■ Stated exercise:
Please give the listing again, word for word, with nothing left out.

■ Dataset extract:

━━━━━━━━━━━━━━━━

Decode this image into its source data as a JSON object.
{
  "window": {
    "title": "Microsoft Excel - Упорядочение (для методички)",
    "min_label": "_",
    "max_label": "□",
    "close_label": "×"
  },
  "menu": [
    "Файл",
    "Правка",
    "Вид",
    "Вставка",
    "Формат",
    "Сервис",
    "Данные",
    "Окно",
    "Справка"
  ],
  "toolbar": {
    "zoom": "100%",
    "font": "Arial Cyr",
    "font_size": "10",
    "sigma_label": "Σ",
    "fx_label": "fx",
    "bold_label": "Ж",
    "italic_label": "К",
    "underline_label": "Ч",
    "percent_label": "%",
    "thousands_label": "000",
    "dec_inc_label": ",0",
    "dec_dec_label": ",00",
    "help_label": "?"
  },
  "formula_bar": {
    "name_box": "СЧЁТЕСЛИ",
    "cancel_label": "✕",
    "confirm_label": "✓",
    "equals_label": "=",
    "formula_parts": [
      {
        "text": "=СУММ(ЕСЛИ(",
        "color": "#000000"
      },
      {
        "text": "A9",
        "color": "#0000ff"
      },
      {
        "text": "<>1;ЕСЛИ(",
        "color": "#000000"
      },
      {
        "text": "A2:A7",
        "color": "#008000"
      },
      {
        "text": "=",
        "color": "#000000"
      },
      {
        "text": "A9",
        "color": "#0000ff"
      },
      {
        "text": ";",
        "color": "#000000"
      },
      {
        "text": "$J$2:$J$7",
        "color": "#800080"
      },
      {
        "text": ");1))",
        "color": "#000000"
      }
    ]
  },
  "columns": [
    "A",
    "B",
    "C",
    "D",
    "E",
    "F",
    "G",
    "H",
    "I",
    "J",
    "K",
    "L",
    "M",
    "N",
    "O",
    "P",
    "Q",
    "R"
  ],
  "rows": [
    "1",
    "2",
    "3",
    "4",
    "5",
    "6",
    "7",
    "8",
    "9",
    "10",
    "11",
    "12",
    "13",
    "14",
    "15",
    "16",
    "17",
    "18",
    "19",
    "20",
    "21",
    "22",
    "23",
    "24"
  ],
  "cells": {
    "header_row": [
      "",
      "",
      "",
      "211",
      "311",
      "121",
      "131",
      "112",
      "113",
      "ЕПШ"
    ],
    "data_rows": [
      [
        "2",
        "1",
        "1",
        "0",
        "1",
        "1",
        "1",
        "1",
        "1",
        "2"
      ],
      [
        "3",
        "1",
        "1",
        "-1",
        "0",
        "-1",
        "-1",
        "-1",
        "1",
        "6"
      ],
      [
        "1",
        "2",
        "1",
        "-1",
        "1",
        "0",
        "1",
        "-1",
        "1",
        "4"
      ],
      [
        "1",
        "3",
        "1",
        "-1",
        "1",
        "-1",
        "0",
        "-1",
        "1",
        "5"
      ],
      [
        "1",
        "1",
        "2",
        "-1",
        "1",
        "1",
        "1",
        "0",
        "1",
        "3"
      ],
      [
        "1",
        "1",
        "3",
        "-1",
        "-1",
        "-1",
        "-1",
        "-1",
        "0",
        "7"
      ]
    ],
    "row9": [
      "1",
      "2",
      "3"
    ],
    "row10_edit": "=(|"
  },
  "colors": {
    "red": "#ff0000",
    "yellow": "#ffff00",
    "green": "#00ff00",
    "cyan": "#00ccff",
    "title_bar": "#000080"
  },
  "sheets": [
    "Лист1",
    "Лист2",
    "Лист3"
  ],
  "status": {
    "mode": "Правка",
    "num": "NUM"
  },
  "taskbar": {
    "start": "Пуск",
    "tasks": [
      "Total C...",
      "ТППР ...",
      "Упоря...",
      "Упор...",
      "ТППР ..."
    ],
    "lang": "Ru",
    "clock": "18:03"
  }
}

━━━━━━━━━━━━━━━━

■ Answer to this task:
Decode this image into its source data as a JSON object.
{
  "window": {
    "title": "Microsoft Excel - Упорядочение (для методички)",
    "min_label": "_",
    "max_label": "□",
    "close_label": "×"
  },
  "menu": [
    "Файл",
    "Правка",
    "Вид",
    "Вставка",
    "Формат",
    "Сервис",
    "Данные",
    "Окно",
    "Справка"
  ],
  "toolbar": {
    "zoom": "100%",
    "font": "Arial Cyr",
    "font_size": "10",
    "sigma_label": "Σ",
    "fx_label": "fx",
    "bold_label": "Ж",
    "italic_label": "К",
    "underline_label": "Ч",
    "percent_label": "%",
    "thousands_label": "000",
    "dec_inc_label": ",0",
    "dec_dec_label": ",00",
    "help_label": "?"
  },
  "formula_bar": {
    "name_box": "СЧЁТЕСЛИ",
    "cancel_label": "✕",
    "confirm_label": "✓",
    "equals_label": "=",
    "formula_parts": [
      {
        "text": "=СУММ(ЕСЛИ(",
        "color": "#000000"
      },
      {
        "text": "A9",
        "color": "#0000ff"
      },
      {
        "text": "<>1;ЕСЛИ(",
        "color": "#000000"
      },
      {
        "text": "A2:A7",
        "color": "#008000"
      },
      {
        "text": "=",
        "color": "#000000"
      },
      {
        "text": "A9",
        "color": "#0000ff"
      },
      {
        "text": ";",
        "color": "#000000"
      },
      {
        "text": "$J$2:$J$7",
        "color": "#800080"
      },
      {
        "text": ");1))",
        "color": "#000000"
      }
    ]
  },
  "columns": [
    "A",
    "B",
    "C",
    "D",
    "E",
    "F",
    "G",
    "H",
    "I",
    "J",
    "K",
    "L",
    "M",
    "N",
    "O",
    "P",
    "Q",
    "R"
  ],
  "rows": [
    "1",
    "2",
    "3",
    "4",
    "5",
    "6",
    "7",
    "8",
    "9",
    "10",
    "11",
    "12",
    "13",
    "14",
    "15",
    "16",
    "17",
    "18",
    "19",
    "20",
    "21",
    "22",
    "23",
    "24"
  ],
  "cells": {
    "header_row": [
      "",
      "",
      "",
      "211",
      "311",
      "121",
      "131",
      "112",
      "113",
      "ЕПШ"
    ],
    "data_rows": [
      [
        "2",
        "1",
        "1",
        "0",
        "1",
        "1",
        "1",
        "1",
        "1",
        "2"
      ],
      [
        "3",
        "1",
        "1",
        "-1",
        "0",
        "-1",
        "-1",
        "-1",
        "1",
        "6"
      ],
      [
        "1",
        "2",
        "1",
        "-1",
        "1",
        "0",
        "1",
        "-1",
        "1",
        "4"
      ],
      [
        "1",
        "3",
        "1",
        "-1",
        "1",
        "-1",
        "0",
        "-1",
        "1",
        "5"
      ],
      [
        "1",
        "1",
        "2",
        "-1",
        "1",
        "1",
        "1",
        "0",
        "1",
        "3"
      ],
      [
        "1",
        "1",
        "3",
        "-1",
        "-1",
        "-1",
        "-1",
        "-1",
        "0",
        "7"
      ]
    ],
    "row9": [
      "1",
      "2",
      "3"
    ],
    "row10_edit": "=(|"
  },
  "colors": {
    "red": "#ff0000",
    "yellow": "#ffff00",
    "green": "#00ff00",
    "cyan": "#00ccff",
    "title_bar": "#000080"
  },
  "sheets": [
    "Лист1",
    "Лист2",
    "Лист3"
  ],
  "status": {
    "mode": "Правка",
    "num": "NUM"
  },
  "taskbar": {
    "start": "Пуск",
    "tasks": [
      "Total C...",
      "ТППР ...",
      "Упоря...",
      "Упор...",
      "ТППР ..."
    ],
    "lang": "Ru",
    "clock": "18:03"
  }
}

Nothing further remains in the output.